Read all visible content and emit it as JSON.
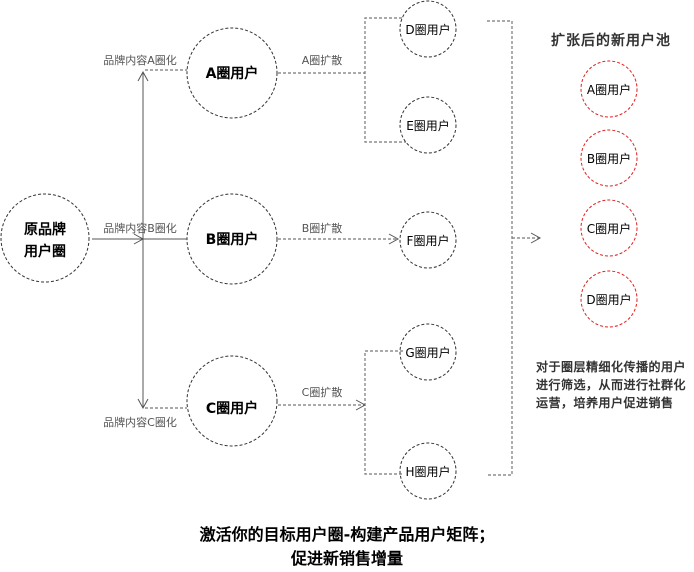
{
  "source": {
    "label": "原品牌用户圈",
    "line1": "原品牌",
    "line2": "用户圈"
  },
  "branches": [
    {
      "node": "A圈用户",
      "content_label": "品牌内容A圈化",
      "spread_label": "A圈扩散",
      "targets": [
        "D圈用户",
        "E圈用户"
      ]
    },
    {
      "node": "B圈用户",
      "content_label": "品牌内容B圈化",
      "spread_label": "B圈扩散",
      "targets": [
        "F圈用户"
      ]
    },
    {
      "node": "C圈用户",
      "content_label": "品牌内容C圈化",
      "spread_label": "C圈扩散",
      "targets": [
        "G圈用户",
        "H圈用户"
      ]
    }
  ],
  "pool": {
    "title": "扩张后的新用户池",
    "items": [
      "A圈用户",
      "B圈用户",
      "C圈用户",
      "D圈用户"
    ],
    "description": "对于圈层精细化传播的用户进行筛选，从而进行社群化运营，培养用户促进销售"
  },
  "footer": {
    "line1": "激活你的目标用户圈-构建产品用户矩阵；",
    "line2": "促进新销售增量"
  },
  "colors": {
    "node_stroke": "#333333",
    "pool_stroke": "#e02020",
    "connector": "#777777"
  }
}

*****

Output the material word for word, omitting its pictures.

Read all visible content and emit it as JSON.
{
  "source": {
    "label": "原品牌用户圈",
    "line1": "原品牌",
    "line2": "用户圈"
  },
  "branches": [
    {
      "node": "A圈用户",
      "content_label": "品牌内容A圈化",
      "spread_label": "A圈扩散",
      "targets": [
        "D圈用户",
        "E圈用户"
      ]
    },
    {
      "node": "B圈用户",
      "content_label": "品牌内容B圈化",
      "spread_label": "B圈扩散",
      "targets": [
        "F圈用户"
      ]
    },
    {
      "node": "C圈用户",
      "content_label": "品牌内容C圈化",
      "spread_label": "C圈扩散",
      "targets": [
        "G圈用户",
        "H圈用户"
      ]
    }
  ],
  "pool": {
    "title": "扩张后的新用户池",
    "items": [
      "A圈用户",
      "B圈用户",
      "C圈用户",
      "D圈用户"
    ],
    "description": "对于圈层精细化传播的用户进行筛选，从而进行社群化运营，培养用户促进销售"
  },
  "footer": {
    "line1": "激活你的目标用户圈-构建产品用户矩阵；",
    "line2": "促进新销售增量"
  },
  "colors": {
    "node_stroke": "#333333",
    "pool_stroke": "#e02020",
    "connector": "#777777"
  }
}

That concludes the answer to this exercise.